REQUIREMENT
Extract each line holding the word "this" from the entries.
Start of DATA FOR PROCESSING
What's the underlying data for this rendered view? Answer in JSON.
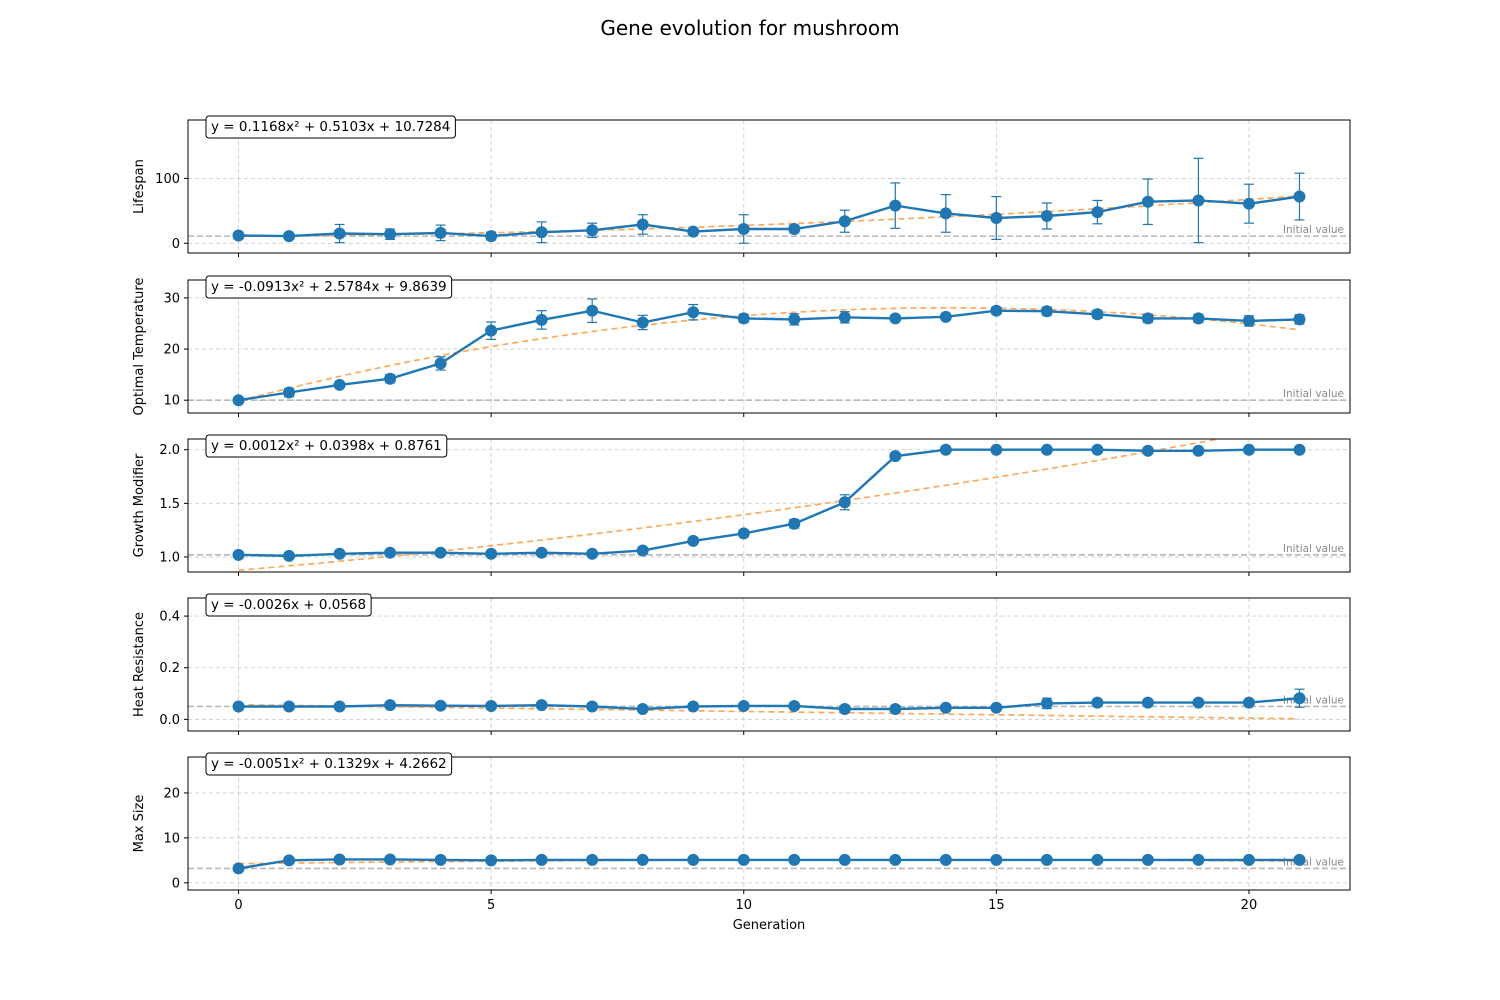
{
  "title": "Gene evolution for mushroom",
  "xlabel": "Generation",
  "initial_label": "Initial value",
  "colors": {
    "series": "#1f77b4",
    "fit": "#ffa95c",
    "initial_line": "#b8b8b8",
    "grid": "#cfcfcf"
  },
  "chart_data": [
    {
      "type": "line",
      "ylabel": "Lifespan",
      "equation": "y = 0.1168x² + 0.5103x + 10.7284",
      "fit": [
        0.1168,
        0.5103,
        10.7284
      ],
      "initial_value": 11,
      "xlim": [
        -1,
        22
      ],
      "ylim": [
        -15,
        190
      ],
      "yticks": [
        0,
        100
      ],
      "x": [
        0,
        1,
        2,
        3,
        4,
        5,
        6,
        7,
        8,
        9,
        10,
        11,
        12,
        13,
        14,
        15,
        16,
        17,
        18,
        19,
        20,
        21
      ],
      "values": [
        12,
        11,
        15,
        14,
        16,
        11,
        17,
        20,
        29,
        18,
        22,
        22,
        34,
        58,
        46,
        39,
        42,
        48,
        64,
        66,
        61,
        72
      ],
      "errors": [
        5,
        4,
        14,
        8,
        12,
        6,
        16,
        11,
        15,
        4,
        22,
        6,
        17,
        35,
        29,
        33,
        20,
        18,
        35,
        65,
        30,
        36
      ]
    },
    {
      "type": "line",
      "ylabel": "Optimal Temperature",
      "equation": "y = -0.0913x² + 2.5784x + 9.8639",
      "fit": [
        -0.0913,
        2.5784,
        9.8639
      ],
      "initial_value": 10,
      "xlim": [
        -1,
        22
      ],
      "ylim": [
        7.5,
        33.5
      ],
      "yticks": [
        10,
        20,
        30
      ],
      "x": [
        0,
        1,
        2,
        3,
        4,
        5,
        6,
        7,
        8,
        9,
        10,
        11,
        12,
        13,
        14,
        15,
        16,
        17,
        18,
        19,
        20,
        21
      ],
      "values": [
        10,
        11.5,
        13,
        14.2,
        17.2,
        23.6,
        25.7,
        27.5,
        25.2,
        27.2,
        26,
        25.8,
        26.2,
        26,
        26.3,
        27.5,
        27.4,
        26.8,
        26,
        26,
        25.5,
        25.8
      ],
      "errors": [
        0.3,
        0.8,
        0.5,
        0.8,
        1.3,
        1.7,
        1.8,
        2.3,
        1.4,
        1.5,
        0.8,
        1.1,
        1.1,
        0.6,
        0.5,
        0.7,
        0.8,
        0.8,
        0.8,
        0.8,
        1.0,
        0.9
      ]
    },
    {
      "type": "line",
      "ylabel": "Growth Modifier",
      "equation": "y = 0.0012x² + 0.0398x + 0.8761",
      "fit": [
        0.0012,
        0.0398,
        0.8761
      ],
      "initial_value": 1.02,
      "xlim": [
        -1,
        22
      ],
      "ylim": [
        0.86,
        2.1
      ],
      "yticks": [
        1.0,
        1.5,
        2.0
      ],
      "x": [
        0,
        1,
        2,
        3,
        4,
        5,
        6,
        7,
        8,
        9,
        10,
        11,
        12,
        13,
        14,
        15,
        16,
        17,
        18,
        19,
        20,
        21
      ],
      "values": [
        1.02,
        1.01,
        1.03,
        1.04,
        1.04,
        1.03,
        1.04,
        1.03,
        1.06,
        1.15,
        1.22,
        1.31,
        1.51,
        1.94,
        2.0,
        2.0,
        2.0,
        2.0,
        1.99,
        1.99,
        2.0,
        2.0
      ],
      "errors": [
        0.02,
        0.015,
        0.02,
        0.02,
        0.02,
        0.02,
        0.02,
        0.02,
        0.03,
        0.02,
        0.03,
        0.04,
        0.07,
        0.03,
        0.01,
        0.01,
        0.01,
        0.01,
        0.02,
        0.01,
        0.01,
        0.01
      ]
    },
    {
      "type": "line",
      "ylabel": "Heat Resistance",
      "equation": "y = -0.0026x + 0.0568",
      "fit": [
        0,
        -0.0026,
        0.0568
      ],
      "initial_value": 0.05,
      "xlim": [
        -1,
        22
      ],
      "ylim": [
        -0.045,
        0.47
      ],
      "yticks": [
        0.0,
        0.2,
        0.4
      ],
      "x": [
        0,
        1,
        2,
        3,
        4,
        5,
        6,
        7,
        8,
        9,
        10,
        11,
        12,
        13,
        14,
        15,
        16,
        17,
        18,
        19,
        20,
        21
      ],
      "values": [
        0.05,
        0.05,
        0.05,
        0.055,
        0.053,
        0.052,
        0.055,
        0.05,
        0.04,
        0.05,
        0.052,
        0.052,
        0.04,
        0.04,
        0.045,
        0.045,
        0.062,
        0.065,
        0.065,
        0.065,
        0.065,
        0.082
      ],
      "errors": [
        0.005,
        0.005,
        0.005,
        0.01,
        0.01,
        0.01,
        0.01,
        0.005,
        0.005,
        0.005,
        0.005,
        0.008,
        0.01,
        0.008,
        0.01,
        0.005,
        0.02,
        0.01,
        0.01,
        0.01,
        0.01,
        0.035
      ]
    },
    {
      "type": "line",
      "ylabel": "Max Size",
      "equation": "y = -0.0051x² + 0.1329x + 4.2662",
      "fit": [
        -0.0051,
        0.1329,
        4.2662
      ],
      "initial_value": 3.2,
      "xlim": [
        -1,
        22
      ],
      "ylim": [
        -1.6,
        28
      ],
      "yticks": [
        0,
        10,
        20
      ],
      "x": [
        0,
        1,
        2,
        3,
        4,
        5,
        6,
        7,
        8,
        9,
        10,
        11,
        12,
        13,
        14,
        15,
        16,
        17,
        18,
        19,
        20,
        21
      ],
      "values": [
        3.2,
        5.0,
        5.2,
        5.2,
        5.1,
        5.0,
        5.1,
        5.1,
        5.1,
        5.1,
        5.1,
        5.1,
        5.1,
        5.1,
        5.1,
        5.1,
        5.1,
        5.1,
        5.1,
        5.1,
        5.1,
        5.1
      ],
      "errors": [
        0.3,
        0.3,
        0.2,
        0.2,
        0.2,
        0.2,
        0.2,
        0.2,
        0.2,
        0.2,
        0.2,
        0.2,
        0.2,
        0.2,
        0.2,
        0.2,
        0.2,
        0.2,
        0.2,
        0.2,
        0.2,
        0.2
      ]
    }
  ],
  "xticks": [
    0,
    5,
    10,
    15,
    20
  ]
}
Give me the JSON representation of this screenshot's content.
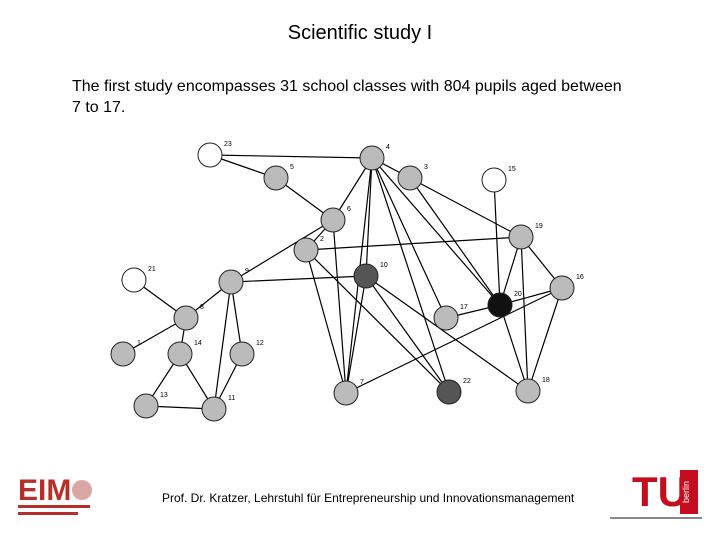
{
  "slide": {
    "title": "Scientific study I",
    "body": "The first study encompasses 31 school classes with 804 pupils aged between 7 to 17.",
    "footer": "Prof. Dr. Kratzer, Lehrstuhl für Entrepreneurship und Innovationsmanagement",
    "logo_left": "EIM",
    "logo_right_main": "TU",
    "logo_right_sub": "berlin"
  },
  "network": {
    "nodes": [
      {
        "label": "23"
      },
      {
        "label": "4"
      },
      {
        "label": "5"
      },
      {
        "label": "3"
      },
      {
        "label": "15"
      },
      {
        "label": "6"
      },
      {
        "label": "2"
      },
      {
        "label": "19"
      },
      {
        "label": "21"
      },
      {
        "label": "9"
      },
      {
        "label": "10"
      },
      {
        "label": "16"
      },
      {
        "label": "20"
      },
      {
        "label": "8"
      },
      {
        "label": "17"
      },
      {
        "label": "1"
      },
      {
        "label": "14"
      },
      {
        "label": "12"
      },
      {
        "label": "7"
      },
      {
        "label": "22"
      },
      {
        "label": "18"
      },
      {
        "label": "13"
      },
      {
        "label": "11"
      }
    ]
  }
}
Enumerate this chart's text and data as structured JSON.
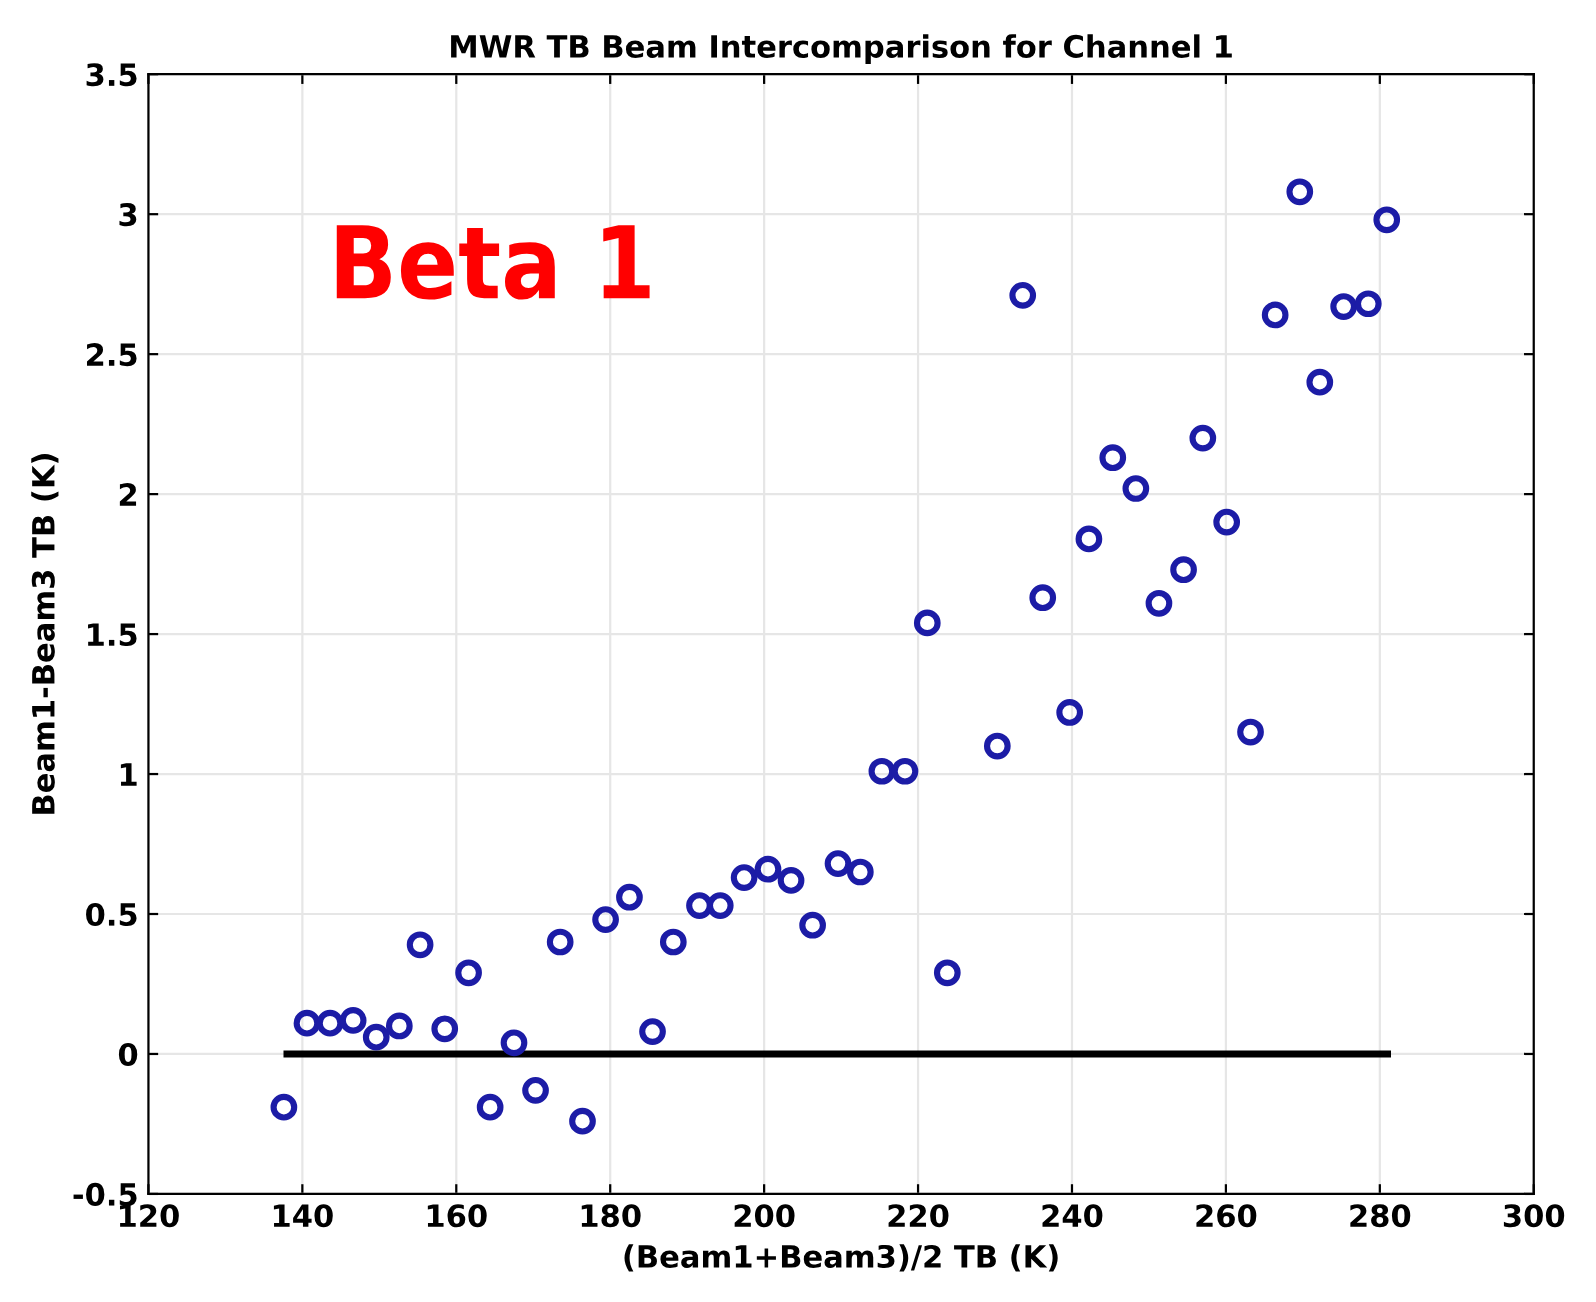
{
  "chart_data": {
    "type": "scatter",
    "title": "MWR TB Beam Intercomparison for Channel 1",
    "xlabel": "(Beam1+Beam3)/2 TB (K)",
    "ylabel": "Beam1-Beam3 TB (K)",
    "annotations": [
      "Beta 1"
    ],
    "xlim": [
      120,
      300
    ],
    "xticks": [
      120,
      140,
      160,
      180,
      200,
      220,
      240,
      260,
      280,
      300
    ],
    "ylim": [
      -0.5,
      3.5
    ],
    "yticks": [
      -0.5,
      0,
      0.5,
      1,
      1.5,
      2,
      2.5,
      3,
      3.5
    ],
    "grid": true,
    "marker": "circle",
    "series": [
      {
        "color": "#1c1ca6",
        "x": [
          137.6,
          140.6,
          143.6,
          146.6,
          149.6,
          152.6,
          155.3,
          158.5,
          161.6,
          164.4,
          167.5,
          170.3,
          173.5,
          176.4,
          179.4,
          182.5,
          185.5,
          188.2,
          191.6,
          194.3,
          197.4,
          200.5,
          203.5,
          206.3,
          209.6,
          212.5,
          215.3,
          218.3,
          221.2,
          223.8,
          230.3,
          233.6,
          236.2,
          239.7,
          242.2,
          245.3,
          248.3,
          251.3,
          254.5,
          257.0,
          260.1,
          263.2,
          266.4,
          269.6,
          272.2,
          275.3,
          278.5,
          280.9
        ],
        "values": [
          -0.19,
          0.11,
          0.11,
          0.12,
          0.06,
          0.1,
          0.39,
          0.09,
          0.29,
          -0.19,
          0.04,
          -0.13,
          0.4,
          -0.24,
          0.48,
          0.56,
          0.08,
          0.4,
          0.53,
          0.53,
          0.63,
          0.66,
          0.62,
          0.46,
          0.68,
          0.65,
          1.01,
          1.01,
          1.54,
          0.29,
          1.1,
          2.71,
          1.63,
          1.22,
          1.84,
          2.13,
          2.02,
          1.61,
          1.73,
          2.2,
          1.9,
          1.15,
          2.64,
          3.08,
          2.4,
          2.67,
          2.68,
          2.98
        ]
      },
      {
        "type": "line",
        "color": "#000000",
        "marker": "none",
        "x": [
          138,
          281
        ],
        "values": [
          0,
          0
        ]
      }
    ]
  }
}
End of DATA FOR PROCESSING
RESPONSE
What's the underlying data for this rendered view? Answer in JSON.
Give me the JSON representation of this screenshot's content.
Enumerate this chart's text and data as structured JSON.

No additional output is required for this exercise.